DESCRIPTION OF THE TASK ->
Each entry below is to be transcribed exactly.

RECORDS SUPPLIED ->
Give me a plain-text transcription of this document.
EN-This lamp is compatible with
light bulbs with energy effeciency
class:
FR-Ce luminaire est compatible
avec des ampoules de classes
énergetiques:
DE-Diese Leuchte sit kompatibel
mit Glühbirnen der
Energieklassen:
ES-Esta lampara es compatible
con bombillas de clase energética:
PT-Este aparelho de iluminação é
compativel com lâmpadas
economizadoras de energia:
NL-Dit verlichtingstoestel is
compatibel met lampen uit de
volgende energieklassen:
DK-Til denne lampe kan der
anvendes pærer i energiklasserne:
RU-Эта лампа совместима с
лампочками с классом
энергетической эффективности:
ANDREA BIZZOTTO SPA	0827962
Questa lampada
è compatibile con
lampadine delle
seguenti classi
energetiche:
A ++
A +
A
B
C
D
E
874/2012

WRITTEN ANSWER ->
Give me a plain-text transcription of this document.
EN-This lamp is compatible with
light bulbs with energy effeciency
class:
FR-Ce luminaire est compatible
avec des ampoules de classes
énergetiques:
DE-Diese Leuchte sit kompatibel
mit Glühbirnen der
Energieklassen:
ES-Esta lampara es compatible
con bombillas de clase energética:
PT-Este aparelho de iluminação é
compativel com lâmpadas
economizadoras de energia:
NL-Dit verlichtingstoestel is
compatibel met lampen uit de
volgende energieklassen:
DK-Til denne lampe kan der
anvendes pærer i energiklasserne:
RU-Эта лампа совместима с
лампочками с классом
энергетической эффективности:
ANDREA BIZZOTTO SPA	0827962
Questa lampada
è compatibile con
lampadine delle
seguenti classi
energetiche:
A ++
A +
A
B
C
D
E
874/2012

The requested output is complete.